%%

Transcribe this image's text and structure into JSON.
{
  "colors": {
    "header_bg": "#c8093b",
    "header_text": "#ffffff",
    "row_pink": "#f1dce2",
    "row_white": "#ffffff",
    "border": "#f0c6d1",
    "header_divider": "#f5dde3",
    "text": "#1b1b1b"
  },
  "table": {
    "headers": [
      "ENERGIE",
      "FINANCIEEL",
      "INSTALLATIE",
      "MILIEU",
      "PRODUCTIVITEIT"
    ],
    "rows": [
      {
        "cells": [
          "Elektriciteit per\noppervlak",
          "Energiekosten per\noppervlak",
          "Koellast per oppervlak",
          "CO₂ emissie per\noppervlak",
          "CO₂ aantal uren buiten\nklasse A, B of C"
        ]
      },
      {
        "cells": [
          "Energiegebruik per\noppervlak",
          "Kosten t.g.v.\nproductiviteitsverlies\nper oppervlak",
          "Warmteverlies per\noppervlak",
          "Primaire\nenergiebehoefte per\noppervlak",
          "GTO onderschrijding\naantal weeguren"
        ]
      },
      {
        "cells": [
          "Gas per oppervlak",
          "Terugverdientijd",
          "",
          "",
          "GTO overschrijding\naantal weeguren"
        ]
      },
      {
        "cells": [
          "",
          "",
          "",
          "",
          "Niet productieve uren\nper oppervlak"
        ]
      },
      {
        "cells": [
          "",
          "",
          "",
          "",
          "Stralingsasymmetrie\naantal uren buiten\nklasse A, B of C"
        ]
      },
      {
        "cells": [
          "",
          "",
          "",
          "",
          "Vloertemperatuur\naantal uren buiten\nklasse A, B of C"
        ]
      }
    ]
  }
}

%%
%%

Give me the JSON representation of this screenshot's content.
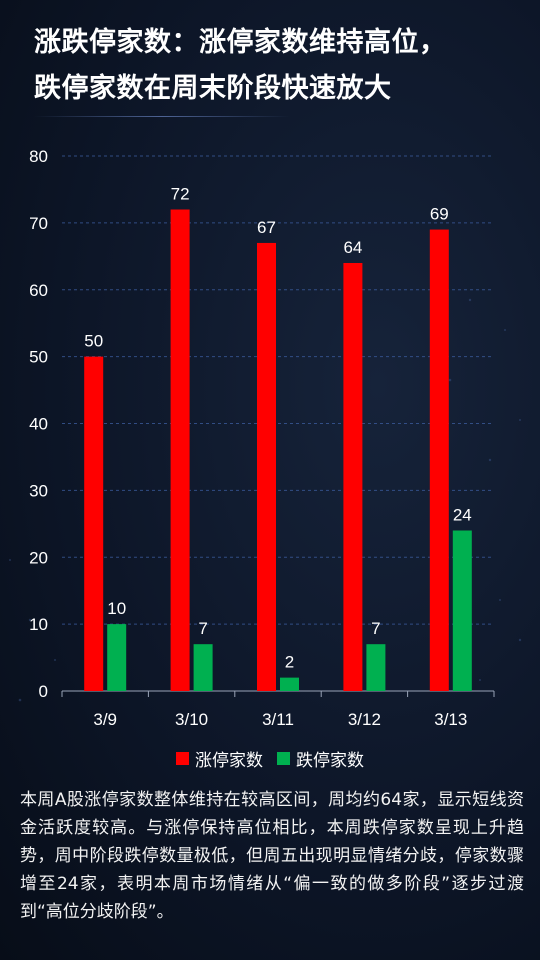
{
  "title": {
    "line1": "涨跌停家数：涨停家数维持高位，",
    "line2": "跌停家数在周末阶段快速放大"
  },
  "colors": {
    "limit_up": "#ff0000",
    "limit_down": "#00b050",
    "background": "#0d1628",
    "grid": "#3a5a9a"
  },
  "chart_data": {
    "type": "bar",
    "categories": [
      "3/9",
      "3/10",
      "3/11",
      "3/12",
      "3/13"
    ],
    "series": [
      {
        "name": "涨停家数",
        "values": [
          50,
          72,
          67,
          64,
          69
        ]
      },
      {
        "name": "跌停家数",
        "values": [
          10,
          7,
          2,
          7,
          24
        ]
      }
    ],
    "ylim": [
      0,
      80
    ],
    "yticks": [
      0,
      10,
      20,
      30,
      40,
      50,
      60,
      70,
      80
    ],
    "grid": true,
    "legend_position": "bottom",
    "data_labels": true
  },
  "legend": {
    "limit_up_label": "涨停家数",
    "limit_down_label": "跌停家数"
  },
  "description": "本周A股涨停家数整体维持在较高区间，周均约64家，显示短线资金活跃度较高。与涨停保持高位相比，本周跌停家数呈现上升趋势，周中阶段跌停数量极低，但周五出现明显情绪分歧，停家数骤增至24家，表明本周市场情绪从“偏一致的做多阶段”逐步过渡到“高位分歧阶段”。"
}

%%

### Problem requirements
Take every line that includes the string "this" and copy it.

### Solution below
Transcribe this image's text and structure into JSON.
Give me the JSON representation of this screenshot's content.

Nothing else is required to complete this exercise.